* **Data listing**
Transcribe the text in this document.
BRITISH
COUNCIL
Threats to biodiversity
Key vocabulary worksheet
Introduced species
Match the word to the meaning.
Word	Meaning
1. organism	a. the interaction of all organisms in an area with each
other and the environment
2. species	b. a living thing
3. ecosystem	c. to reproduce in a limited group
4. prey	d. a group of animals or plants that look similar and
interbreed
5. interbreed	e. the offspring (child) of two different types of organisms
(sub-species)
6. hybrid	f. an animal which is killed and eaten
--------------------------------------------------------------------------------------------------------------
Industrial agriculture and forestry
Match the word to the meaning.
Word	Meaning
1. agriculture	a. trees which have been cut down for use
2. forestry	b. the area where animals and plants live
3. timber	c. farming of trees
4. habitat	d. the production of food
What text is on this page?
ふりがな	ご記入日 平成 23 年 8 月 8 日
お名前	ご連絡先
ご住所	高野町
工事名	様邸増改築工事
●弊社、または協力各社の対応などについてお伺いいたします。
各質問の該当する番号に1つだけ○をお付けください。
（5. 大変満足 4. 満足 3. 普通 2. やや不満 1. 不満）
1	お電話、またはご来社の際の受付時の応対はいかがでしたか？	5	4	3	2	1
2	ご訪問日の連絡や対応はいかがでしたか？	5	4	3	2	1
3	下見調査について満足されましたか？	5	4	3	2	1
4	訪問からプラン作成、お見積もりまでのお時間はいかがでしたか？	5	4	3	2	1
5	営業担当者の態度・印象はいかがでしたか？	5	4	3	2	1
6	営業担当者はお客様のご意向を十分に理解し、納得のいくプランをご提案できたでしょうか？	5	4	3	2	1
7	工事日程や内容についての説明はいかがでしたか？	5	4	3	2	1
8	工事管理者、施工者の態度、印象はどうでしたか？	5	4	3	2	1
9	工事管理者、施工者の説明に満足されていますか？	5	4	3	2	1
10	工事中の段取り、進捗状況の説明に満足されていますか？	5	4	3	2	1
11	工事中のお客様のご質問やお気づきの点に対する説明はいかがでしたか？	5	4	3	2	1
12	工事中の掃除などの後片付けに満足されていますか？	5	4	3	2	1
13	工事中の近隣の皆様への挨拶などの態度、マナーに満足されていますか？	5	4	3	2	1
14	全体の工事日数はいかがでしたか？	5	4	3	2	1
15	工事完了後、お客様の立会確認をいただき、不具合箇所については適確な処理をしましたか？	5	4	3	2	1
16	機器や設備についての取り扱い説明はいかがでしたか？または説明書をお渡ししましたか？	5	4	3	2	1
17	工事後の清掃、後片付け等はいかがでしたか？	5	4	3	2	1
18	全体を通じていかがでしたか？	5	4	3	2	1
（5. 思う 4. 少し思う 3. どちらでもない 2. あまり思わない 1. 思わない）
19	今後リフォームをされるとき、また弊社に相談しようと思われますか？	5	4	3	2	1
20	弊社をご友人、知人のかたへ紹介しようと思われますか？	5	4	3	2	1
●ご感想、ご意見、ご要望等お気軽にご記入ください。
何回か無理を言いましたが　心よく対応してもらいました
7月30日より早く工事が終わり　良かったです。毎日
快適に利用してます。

* **Goal of the exercise**
Copy every record exactly, with nothing added or dropped.

* **Solution to this exercise**
Transcribe the text in this document.
BRITISH
COUNCIL
Threats to biodiversity
Key vocabulary worksheet
Introduced species
Match the word to the meaning.
Word	Meaning
1. organism	a. the interaction of all organisms in an area with each
other and the environment
2. species	b. a living thing
3. ecosystem	c. to reproduce in a limited group
4. prey	d. a group of animals or plants that look similar and
interbreed
5. interbreed	e. the offspring (child) of two different types of organisms
(sub-species)
6. hybrid	f. an animal which is killed and eaten
--------------------------------------------------------------------------------------------------------------
Industrial agriculture and forestry
Match the word to the meaning.
Word	Meaning
1. agriculture	a. trees which have been cut down for use
2. forestry	b. the area where animals and plants live
3. timber	c. farming of trees
4. habitat	d. the production of food
What text is on this page?
ふりがな	ご記入日 平成 23 年 8 月 8 日
お名前	ご連絡先
ご住所	高野町
工事名	様邸増改築工事
●弊社、または協力各社の対応などについてお伺いいたします。
各質問の該当する番号に1つだけ○をお付けください。
（5. 大変満足 4. 満足 3. 普通 2. やや不満 1. 不満）
1	お電話、またはご来社の際の受付時の応対はいかがでしたか？	5	4	3	2	1
2	ご訪問日の連絡や対応はいかがでしたか？	5	4	3	2	1
3	下見調査について満足されましたか？	5	4	3	2	1
4	訪問からプラン作成、お見積もりまでのお時間はいかがでしたか？	5	4	3	2	1
5	営業担当者の態度・印象はいかがでしたか？	5	4	3	2	1
6	営業担当者はお客様のご意向を十分に理解し、納得のいくプランをご提案できたでしょうか？	5	4	3	2	1
7	工事日程や内容についての説明はいかがでしたか？	5	4	3	2	1
8	工事管理者、施工者の態度、印象はどうでしたか？	5	4	3	2	1
9	工事管理者、施工者の説明に満足されていますか？	5	4	3	2	1
10	工事中の段取り、進捗状況の説明に満足されていますか？	5	4	3	2	1
11	工事中のお客様のご質問やお気づきの点に対する説明はいかがでしたか？	5	4	3	2	1
12	工事中の掃除などの後片付けに満足されていますか？	5	4	3	2	1
13	工事中の近隣の皆様への挨拶などの態度、マナーに満足されていますか？	5	4	3	2	1
14	全体の工事日数はいかがでしたか？	5	4	3	2	1
15	工事完了後、お客様の立会確認をいただき、不具合箇所については適確な処理をしましたか？	5	4	3	2	1
16	機器や設備についての取り扱い説明はいかがでしたか？または説明書をお渡ししましたか？	5	4	3	2	1
17	工事後の清掃、後片付け等はいかがでしたか？	5	4	3	2	1
18	全体を通じていかがでしたか？	5	4	3	2	1
（5. 思う 4. 少し思う 3. どちらでもない 2. あまり思わない 1. 思わない）
19	今後リフォームをされるとき、また弊社に相談しようと思われますか？	5	4	3	2	1
20	弊社をご友人、知人のかたへ紹介しようと思われますか？	5	4	3	2	1
●ご感想、ご意見、ご要望等お気軽にご記入ください。
何回か無理を言いましたが　心よく対応してもらいました
7月30日より早く工事が終わり　良かったです。毎日
快適に利用してます。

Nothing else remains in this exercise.